▸ Exercise
Please continue the article on Jacques Ramsay, not the listing, starting right after its last sentence.

▸ Excerpted passage
Parliamentary Secretary to the Minister of Public Safety
- Incumbent
- Assumed office June 5, 2025

Member of Parliament for La Prairie—Atateken
- Incumbent
- Assumed office April 28, 2025
- Preceded by: Alain Therrien

Personal details
- Party: Liberal
- Website: jacquesramsay.liberal.ca

= Jacques Ramsay =

Canadian politician

Jacques Ramsay is a Canadian politician from the Liberal Party of Canada. He was elected Member of Parliament for La Prairie—Atateken in the 2025 Canadian federal election. He defeated Alain Therrien, who was house leader for the Bloc Québécois.

Before politics, he was a family doctor in Montreal's South Shore. At the time of the 2025 Canadian federal election, he lived in Boucherville.

▸ Given entries

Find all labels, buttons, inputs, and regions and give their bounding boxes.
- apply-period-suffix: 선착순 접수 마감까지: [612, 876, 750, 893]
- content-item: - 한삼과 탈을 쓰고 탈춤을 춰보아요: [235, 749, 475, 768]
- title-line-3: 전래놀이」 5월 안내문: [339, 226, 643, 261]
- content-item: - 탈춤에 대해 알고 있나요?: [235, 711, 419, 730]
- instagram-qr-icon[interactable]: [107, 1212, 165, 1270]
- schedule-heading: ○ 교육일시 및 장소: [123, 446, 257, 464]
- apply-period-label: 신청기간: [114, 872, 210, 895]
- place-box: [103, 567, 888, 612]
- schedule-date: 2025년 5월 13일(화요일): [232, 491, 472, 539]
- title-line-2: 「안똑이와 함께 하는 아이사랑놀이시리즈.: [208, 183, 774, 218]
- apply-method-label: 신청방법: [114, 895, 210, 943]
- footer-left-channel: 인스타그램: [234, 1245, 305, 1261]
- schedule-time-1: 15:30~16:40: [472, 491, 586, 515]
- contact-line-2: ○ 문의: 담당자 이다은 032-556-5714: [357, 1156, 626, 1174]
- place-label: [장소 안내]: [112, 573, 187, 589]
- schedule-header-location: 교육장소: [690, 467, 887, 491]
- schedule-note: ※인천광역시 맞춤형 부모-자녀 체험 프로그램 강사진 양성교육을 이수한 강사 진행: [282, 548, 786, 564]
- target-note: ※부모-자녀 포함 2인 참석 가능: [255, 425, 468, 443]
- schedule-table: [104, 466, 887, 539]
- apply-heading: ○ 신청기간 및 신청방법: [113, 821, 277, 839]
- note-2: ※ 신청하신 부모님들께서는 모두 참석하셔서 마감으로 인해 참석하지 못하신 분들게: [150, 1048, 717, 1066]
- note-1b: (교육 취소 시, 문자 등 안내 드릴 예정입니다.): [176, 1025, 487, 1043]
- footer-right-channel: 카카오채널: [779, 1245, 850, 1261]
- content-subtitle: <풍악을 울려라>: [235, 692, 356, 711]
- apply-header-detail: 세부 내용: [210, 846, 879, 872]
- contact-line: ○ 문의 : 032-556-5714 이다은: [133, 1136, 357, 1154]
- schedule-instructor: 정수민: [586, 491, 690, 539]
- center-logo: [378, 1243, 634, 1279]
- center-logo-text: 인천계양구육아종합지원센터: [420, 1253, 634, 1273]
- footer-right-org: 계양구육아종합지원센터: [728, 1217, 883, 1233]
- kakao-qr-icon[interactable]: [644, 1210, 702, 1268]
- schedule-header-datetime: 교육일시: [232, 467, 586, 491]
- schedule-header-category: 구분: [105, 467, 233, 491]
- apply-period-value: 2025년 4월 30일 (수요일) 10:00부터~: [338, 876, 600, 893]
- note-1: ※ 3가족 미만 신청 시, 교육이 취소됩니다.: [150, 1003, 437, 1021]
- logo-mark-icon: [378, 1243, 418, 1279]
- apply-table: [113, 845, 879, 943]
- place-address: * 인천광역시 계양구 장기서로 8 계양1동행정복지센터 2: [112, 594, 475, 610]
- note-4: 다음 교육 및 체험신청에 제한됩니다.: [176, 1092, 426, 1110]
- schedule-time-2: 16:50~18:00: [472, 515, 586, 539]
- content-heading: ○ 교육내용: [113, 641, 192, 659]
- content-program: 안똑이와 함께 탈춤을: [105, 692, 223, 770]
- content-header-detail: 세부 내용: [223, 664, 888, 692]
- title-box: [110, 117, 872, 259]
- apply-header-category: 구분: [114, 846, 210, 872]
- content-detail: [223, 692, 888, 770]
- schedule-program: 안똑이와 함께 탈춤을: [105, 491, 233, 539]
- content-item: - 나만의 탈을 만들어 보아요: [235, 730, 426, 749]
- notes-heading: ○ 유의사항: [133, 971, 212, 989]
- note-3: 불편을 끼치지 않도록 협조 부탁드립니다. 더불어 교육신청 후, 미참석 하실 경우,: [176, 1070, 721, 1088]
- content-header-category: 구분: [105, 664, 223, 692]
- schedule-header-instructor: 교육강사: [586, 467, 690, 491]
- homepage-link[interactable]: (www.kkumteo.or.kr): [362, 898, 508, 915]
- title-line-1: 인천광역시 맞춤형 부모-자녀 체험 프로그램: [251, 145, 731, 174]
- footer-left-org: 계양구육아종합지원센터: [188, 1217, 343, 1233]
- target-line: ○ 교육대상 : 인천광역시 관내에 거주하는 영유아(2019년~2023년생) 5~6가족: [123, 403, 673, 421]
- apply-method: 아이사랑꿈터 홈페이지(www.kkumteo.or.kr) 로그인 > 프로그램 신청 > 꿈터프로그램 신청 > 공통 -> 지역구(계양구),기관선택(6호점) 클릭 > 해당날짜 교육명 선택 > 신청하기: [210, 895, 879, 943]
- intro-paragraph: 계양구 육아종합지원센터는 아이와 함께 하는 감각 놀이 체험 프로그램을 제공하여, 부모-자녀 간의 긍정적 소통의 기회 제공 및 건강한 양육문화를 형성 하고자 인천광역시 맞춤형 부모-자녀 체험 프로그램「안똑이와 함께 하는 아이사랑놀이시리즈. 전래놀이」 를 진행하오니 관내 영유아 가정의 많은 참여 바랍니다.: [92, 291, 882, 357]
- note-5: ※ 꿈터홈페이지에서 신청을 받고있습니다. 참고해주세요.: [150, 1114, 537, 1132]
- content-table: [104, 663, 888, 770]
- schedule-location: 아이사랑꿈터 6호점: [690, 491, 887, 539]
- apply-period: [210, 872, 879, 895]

▸ Answer section
== Electoral record ==

v; t; e; 2025 Canadian federal election: La Prairie—Atateken
Party: Candidate; Votes; %; ±%; Expenditures
Liberal; Jacques Ramsay; 29,418; 44.06; +9.45; $58,052.28
Bloc Québécois; Alain Therrien; 23,232; 34.80; –8.93; $34,973.64
Conservative; Dave Pouliot; 11,505; 17.23; +7.29; $3,919.05
New Democratic; Mathieu Boisvert; 1,588; 2.38; –4.92; $298.73
Green; Barbara Joannette; 657; 0.98; –0.68; $0.00
People's; Ruth Fontaine; 361; 0.54; –2.05; $0.00
Total valid votes/expense limit: 66,761; 98.83; +0.37; $138,301.93
Total rejected ballots: 787; 1.17; –0.37
Turnout: 67,548; 72.99; +5.20
Eligible voters: 92,538
Liberal notional gain from Bloc Québécois; Swing; +9.19
Source: Elections Canada
Note: number of eligible voters does not include voting day registrations.